§ Stated problem
Your task is to copy the listing exactly, with the pictures left out.

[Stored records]
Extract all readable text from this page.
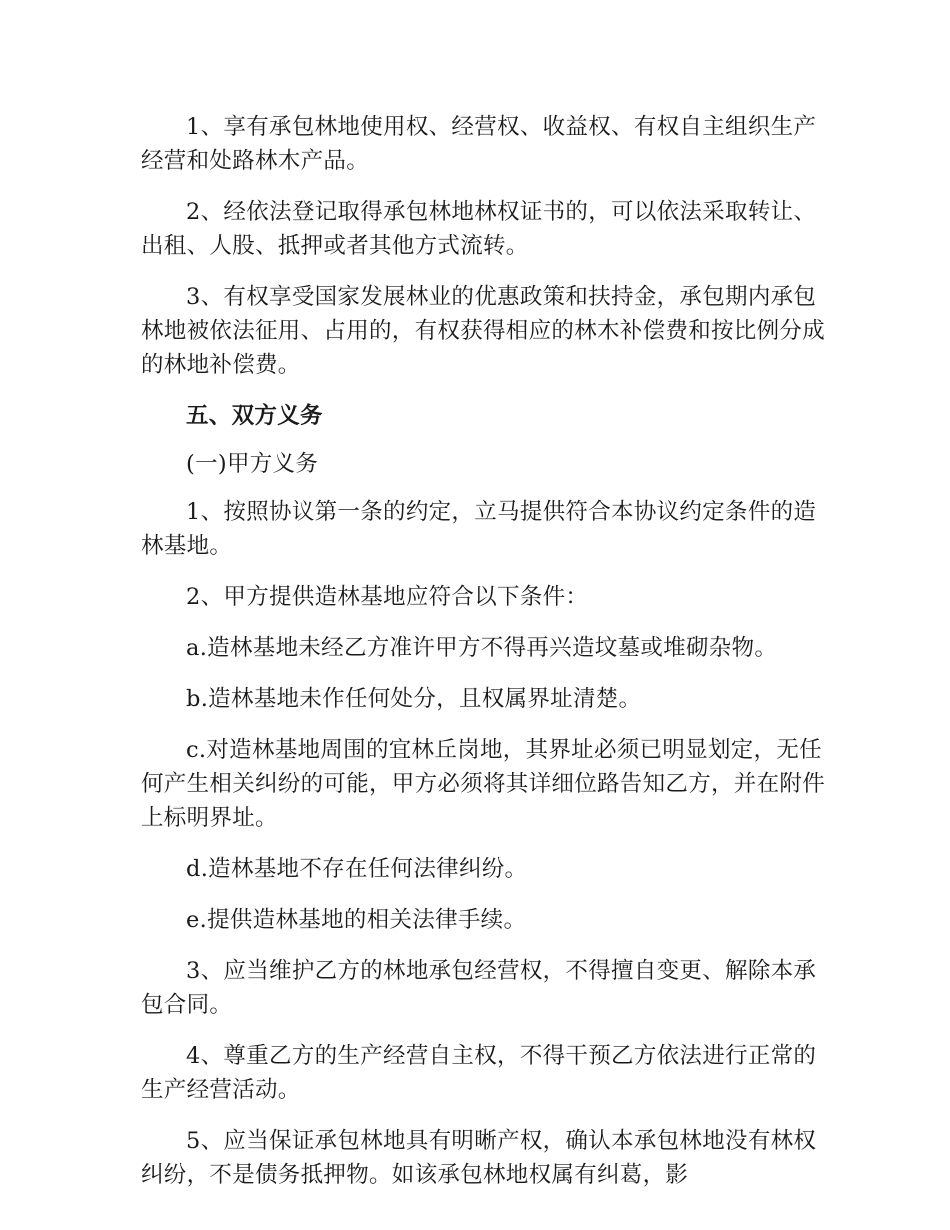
1、享有承包林地使用权、经营权、收益权、有权自主组织生产经营和处路林木产品。

2、经依法登记取得承包林地林权证书的，可以依法采取转让、出租、人股、抵押或者其他方式流转。

3、有权享受国家发展林业的优惠政策和扶持金，承包期内承包林地被依法征用、占用的，有权获得相应的林木补偿费和按比例分成的林地补偿费。

五、双方义务

(一)甲方义务

1、按照协议第一条的约定，立马提供符合本协议约定条件的造林基地。

2、甲方提供造林基地应符合以下条件：

a.造林基地未经乙方准许甲方不得再兴造坟墓或堆砌杂物。

b.造林基地未作任何处分，且权属界址清楚。

c.对造林基地周围的宜林丘岗地，其界址必须已明显划定，无任何产生相关纠纷的可能，甲方必须将其详细位路告知乙方，并在附件上标明界址。

d.造林基地不存在任何法律纠纷。

e.提供造林基地的相关法律手续。

3、应当维护乙方的林地承包经营权，不得擅自变更、解除本承包合同。

4、尊重乙方的生产经营自主权，不得干预乙方依法进行正常的生产经营活动。

5、应当保证承包林地具有明晰产权，确认本承包林地没有林权纠纷，不是债务抵押物。如该承包林地权属有纠葛，影
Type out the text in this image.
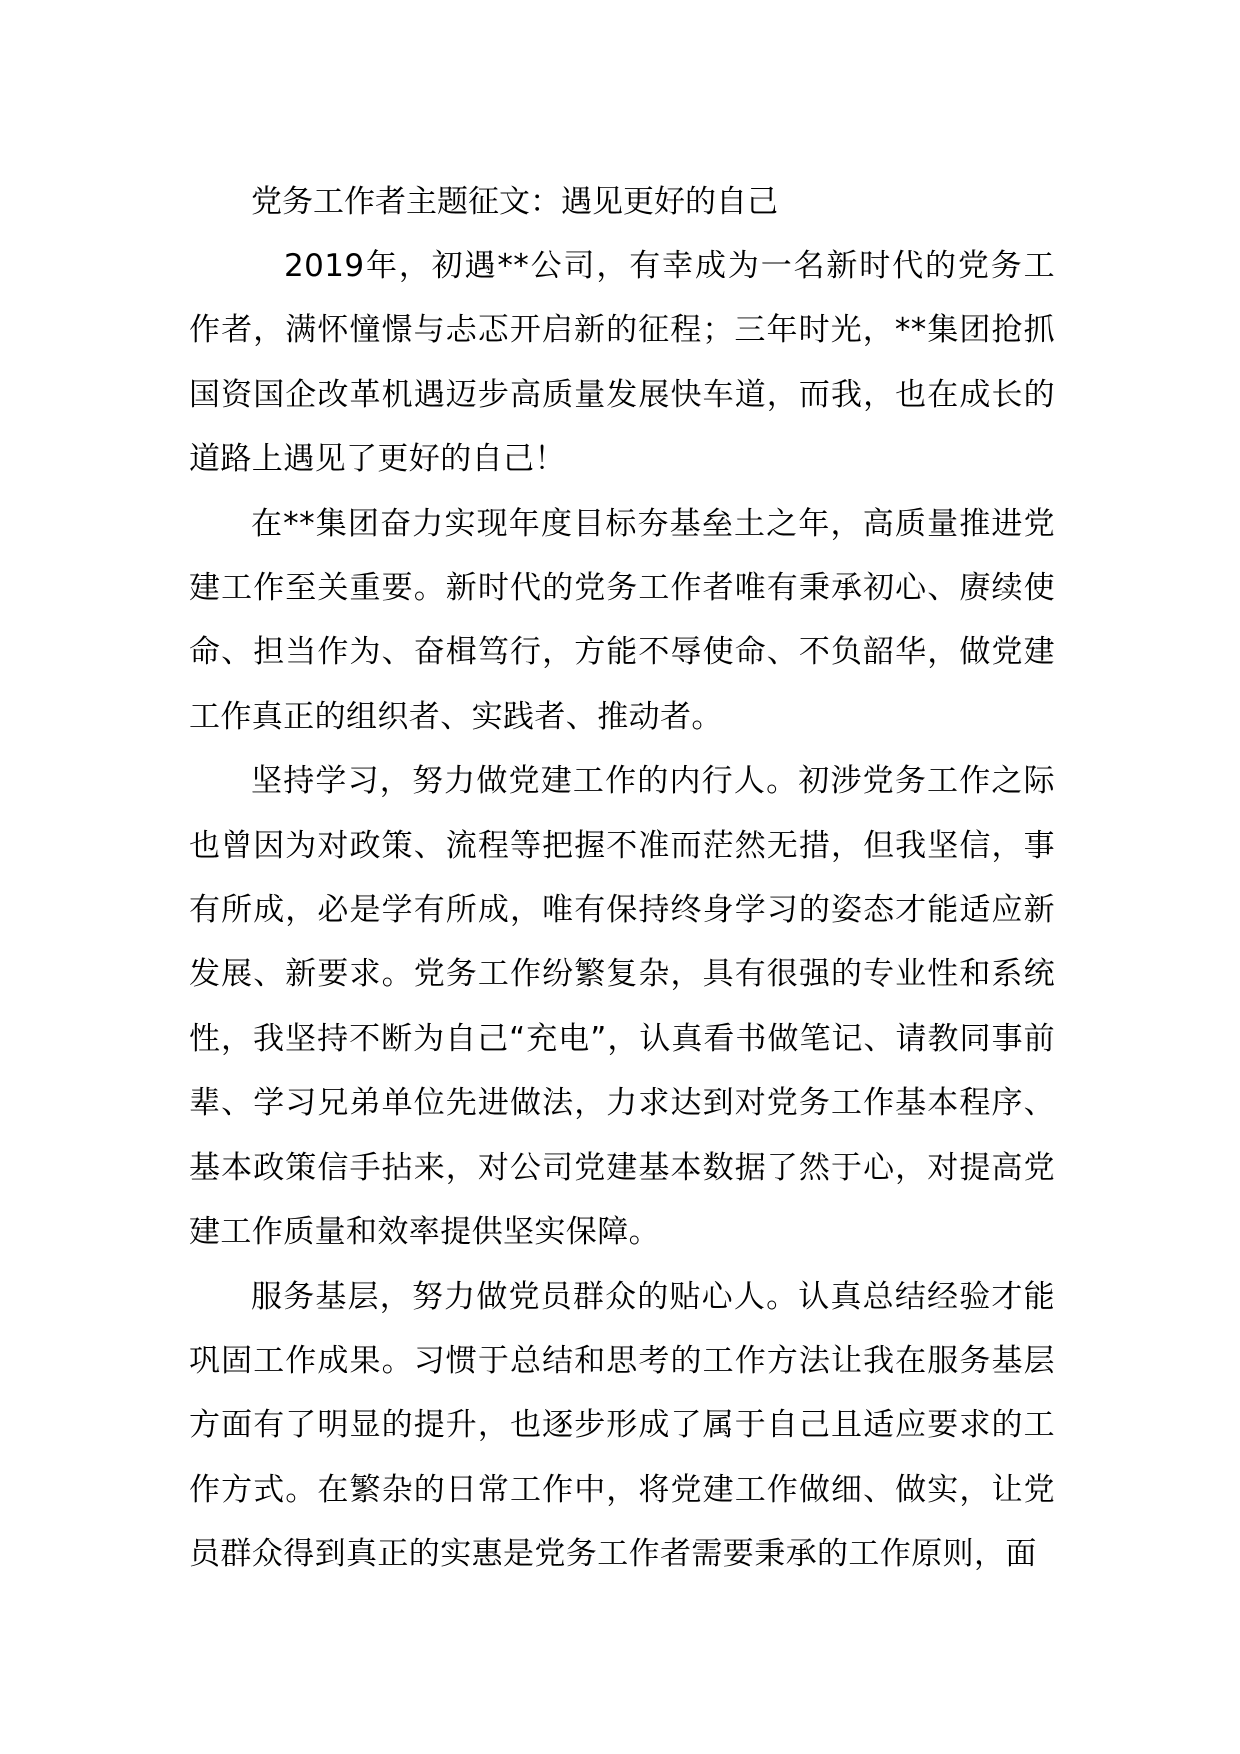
党务工作者主题征文：遇见更好的自己

2019年，初遇**公司，有幸成为一名新时代的党务工作者，满怀憧憬与忐忑开启新的征程；三年时光，**集团抢抓国资国企改革机遇迈步高质量发展快车道，而我，也在成长的道路上遇见了更好的自己！

在**集团奋力实现年度目标夯基垒土之年，高质量推进党建工作至关重要。新时代的党务工作者唯有秉承初心、赓续使命、担当作为、奋楫笃行，方能不辱使命、不负韶华，做党建工作真正的组织者、实践者、推动者。

坚持学习，努力做党建工作的内行人。初涉党务工作之际也曾因为对政策、流程等把握不准而茫然无措，但我坚信，事有所成，必是学有所成，唯有保持终身学习的姿态才能适应新发展、新要求。党务工作纷繁复杂，具有很强的专业性和系统性，我坚持不断为自己“充电”，认真看书做笔记、请教同事前辈、学习兄弟单位先进做法，力求达到对党务工作基本程序、基本政策信手拈来，对公司党建基本数据了然于心，对提高党建工作质量和效率提供坚实保障。

服务基层，努力做党员群众的贴心人。认真总结经验才能巩固工作成果。习惯于总结和思考的工作方法让我在服务基层方面有了明显的提升，也逐步形成了属于自己且适应要求的工作方式。在繁杂的日常工作中，将党建工作做细、做实，让党员群众得到真正的实惠是党务工作者需要秉承的工作原则，面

§ Correct result
Extract all readable text from this page.
1、享有承包林地使用权、经营权、收益权、有权自主组织生产经营和处路林木产品。

2、经依法登记取得承包林地林权证书的，可以依法采取转让、出租、人股、抵押或者其他方式流转。

3、有权享受国家发展林业的优惠政策和扶持金，承包期内承包林地被依法征用、占用的，有权获得相应的林木补偿费和按比例分成的林地补偿费。

五、双方义务

(一)甲方义务

1、按照协议第一条的约定，立马提供符合本协议约定条件的造林基地。

2、甲方提供造林基地应符合以下条件：

a.造林基地未经乙方准许甲方不得再兴造坟墓或堆砌杂物。

b.造林基地未作任何处分，且权属界址清楚。

c.对造林基地周围的宜林丘岗地，其界址必须已明显划定，无任何产生相关纠纷的可能，甲方必须将其详细位路告知乙方，并在附件上标明界址。

d.造林基地不存在任何法律纠纷。

e.提供造林基地的相关法律手续。

3、应当维护乙方的林地承包经营权，不得擅自变更、解除本承包合同。

4、尊重乙方的生产经营自主权，不得干预乙方依法进行正常的生产经营活动。

5、应当保证承包林地具有明晰产权，确认本承包林地没有林权纠纷，不是债务抵押物。如该承包林地权属有纠葛，影
Type out the text in this image.
党务工作者主题征文：遇见更好的自己

2019年，初遇**公司，有幸成为一名新时代的党务工作者，满怀憧憬与忐忑开启新的征程；三年时光，**集团抢抓国资国企改革机遇迈步高质量发展快车道，而我，也在成长的道路上遇见了更好的自己！

在**集团奋力实现年度目标夯基垒土之年，高质量推进党建工作至关重要。新时代的党务工作者唯有秉承初心、赓续使命、担当作为、奋楫笃行，方能不辱使命、不负韶华，做党建工作真正的组织者、实践者、推动者。

坚持学习，努力做党建工作的内行人。初涉党务工作之际也曾因为对政策、流程等把握不准而茫然无措，但我坚信，事有所成，必是学有所成，唯有保持终身学习的姿态才能适应新发展、新要求。党务工作纷繁复杂，具有很强的专业性和系统性，我坚持不断为自己“充电”，认真看书做笔记、请教同事前辈、学习兄弟单位先进做法，力求达到对党务工作基本程序、基本政策信手拈来，对公司党建基本数据了然于心，对提高党建工作质量和效率提供坚实保障。

服务基层，努力做党员群众的贴心人。认真总结经验才能巩固工作成果。习惯于总结和思考的工作方法让我在服务基层方面有了明显的提升，也逐步形成了属于自己且适应要求的工作方式。在繁杂的日常工作中，将党建工作做细、做实，让党员群众得到真正的实惠是党务工作者需要秉承的工作原则，面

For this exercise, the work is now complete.